----- Raw records

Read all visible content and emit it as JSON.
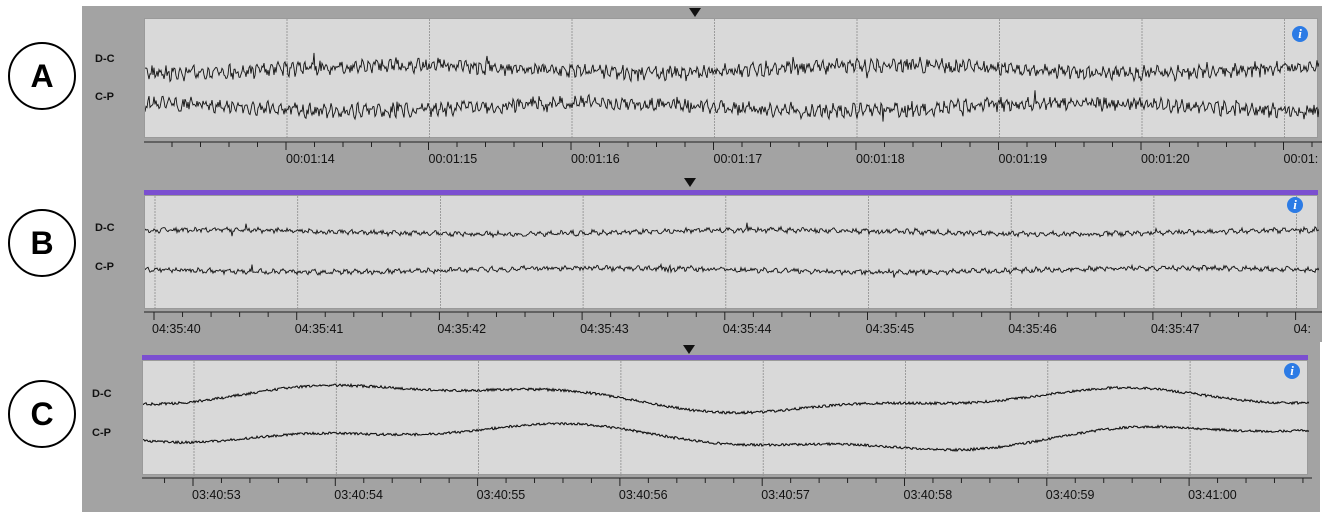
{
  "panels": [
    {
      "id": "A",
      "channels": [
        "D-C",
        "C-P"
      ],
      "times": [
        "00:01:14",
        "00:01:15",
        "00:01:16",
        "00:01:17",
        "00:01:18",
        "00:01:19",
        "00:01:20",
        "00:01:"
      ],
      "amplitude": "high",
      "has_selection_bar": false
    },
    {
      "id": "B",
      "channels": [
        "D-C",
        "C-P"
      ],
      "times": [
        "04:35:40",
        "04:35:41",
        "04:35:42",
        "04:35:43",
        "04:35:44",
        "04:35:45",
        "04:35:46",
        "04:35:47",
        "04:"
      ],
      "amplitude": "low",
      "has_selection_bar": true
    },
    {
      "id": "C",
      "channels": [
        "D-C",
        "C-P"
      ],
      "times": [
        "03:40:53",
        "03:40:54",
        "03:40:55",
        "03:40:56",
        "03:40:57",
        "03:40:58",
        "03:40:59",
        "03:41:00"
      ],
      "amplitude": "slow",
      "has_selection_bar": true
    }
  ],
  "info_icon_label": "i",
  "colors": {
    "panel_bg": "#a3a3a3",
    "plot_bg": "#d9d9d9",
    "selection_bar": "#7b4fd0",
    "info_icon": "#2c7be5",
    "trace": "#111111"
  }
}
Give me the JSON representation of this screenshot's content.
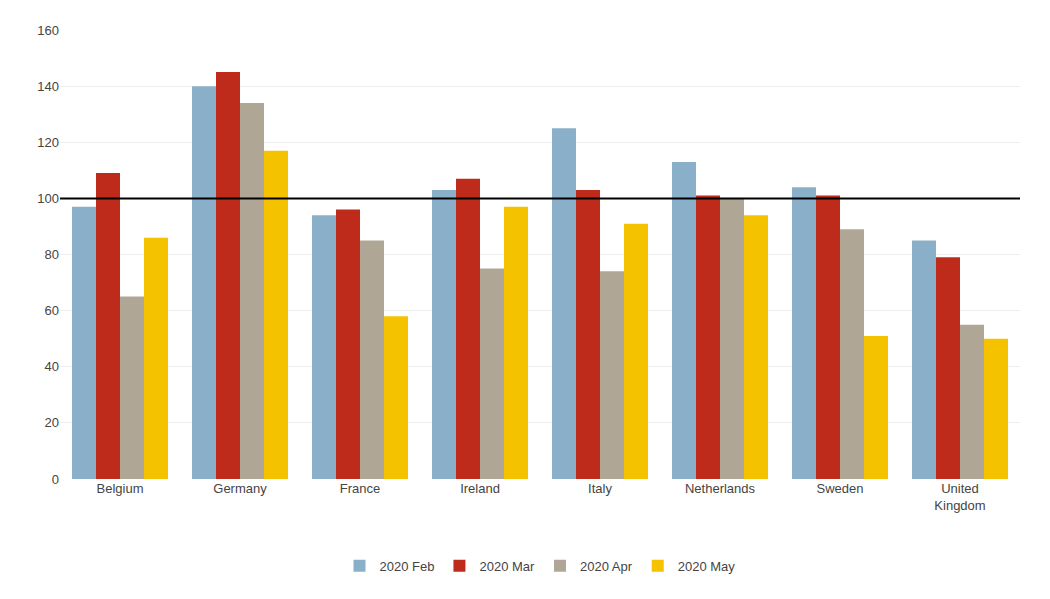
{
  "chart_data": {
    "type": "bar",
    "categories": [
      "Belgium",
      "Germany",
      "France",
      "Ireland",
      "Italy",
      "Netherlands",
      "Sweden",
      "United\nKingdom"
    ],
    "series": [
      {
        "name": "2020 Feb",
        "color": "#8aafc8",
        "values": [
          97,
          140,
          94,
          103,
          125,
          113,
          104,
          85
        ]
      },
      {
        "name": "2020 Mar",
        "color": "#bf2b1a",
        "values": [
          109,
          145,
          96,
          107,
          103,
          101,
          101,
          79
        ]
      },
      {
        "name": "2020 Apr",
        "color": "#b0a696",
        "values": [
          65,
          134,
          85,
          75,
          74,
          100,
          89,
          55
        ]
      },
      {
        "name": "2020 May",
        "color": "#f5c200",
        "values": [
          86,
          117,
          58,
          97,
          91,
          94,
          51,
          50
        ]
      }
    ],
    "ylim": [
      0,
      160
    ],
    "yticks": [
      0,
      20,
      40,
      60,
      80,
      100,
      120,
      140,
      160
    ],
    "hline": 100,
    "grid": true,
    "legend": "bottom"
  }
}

----------

◆ **Challenge**
Drop the images and quote the entries word for word.

◆ **Output**
Read all visible content and emit it as JSON.
{
  "panels": [
    {
      "id": "A",
      "channels": [
        "D-C",
        "C-P"
      ],
      "times": [
        "00:01:14",
        "00:01:15",
        "00:01:16",
        "00:01:17",
        "00:01:18",
        "00:01:19",
        "00:01:20",
        "00:01:"
      ],
      "amplitude": "high",
      "has_selection_bar": false
    },
    {
      "id": "B",
      "channels": [
        "D-C",
        "C-P"
      ],
      "times": [
        "04:35:40",
        "04:35:41",
        "04:35:42",
        "04:35:43",
        "04:35:44",
        "04:35:45",
        "04:35:46",
        "04:35:47",
        "04:"
      ],
      "amplitude": "low",
      "has_selection_bar": true
    },
    {
      "id": "C",
      "channels": [
        "D-C",
        "C-P"
      ],
      "times": [
        "03:40:53",
        "03:40:54",
        "03:40:55",
        "03:40:56",
        "03:40:57",
        "03:40:58",
        "03:40:59",
        "03:41:00"
      ],
      "amplitude": "slow",
      "has_selection_bar": true
    }
  ],
  "info_icon_label": "i",
  "colors": {
    "panel_bg": "#a3a3a3",
    "plot_bg": "#d9d9d9",
    "selection_bar": "#7b4fd0",
    "info_icon": "#2c7be5",
    "trace": "#111111"
  }
}
Give me the JSON representation of this screenshot's content.
{
  "chart_data": {
    "type": "bar",
    "categories": [
      "Belgium",
      "Germany",
      "France",
      "Ireland",
      "Italy",
      "Netherlands",
      "Sweden",
      "United\nKingdom"
    ],
    "series": [
      {
        "name": "2020 Feb",
        "color": "#8aafc8",
        "values": [
          97,
          140,
          94,
          103,
          125,
          113,
          104,
          85
        ]
      },
      {
        "name": "2020 Mar",
        "color": "#bf2b1a",
        "values": [
          109,
          145,
          96,
          107,
          103,
          101,
          101,
          79
        ]
      },
      {
        "name": "2020 Apr",
        "color": "#b0a696",
        "values": [
          65,
          134,
          85,
          75,
          74,
          100,
          89,
          55
        ]
      },
      {
        "name": "2020 May",
        "color": "#f5c200",
        "values": [
          86,
          117,
          58,
          97,
          91,
          94,
          51,
          50
        ]
      }
    ],
    "ylim": [
      0,
      160
    ],
    "yticks": [
      0,
      20,
      40,
      60,
      80,
      100,
      120,
      140,
      160
    ],
    "hline": 100,
    "grid": true,
    "legend": "bottom"
  }
}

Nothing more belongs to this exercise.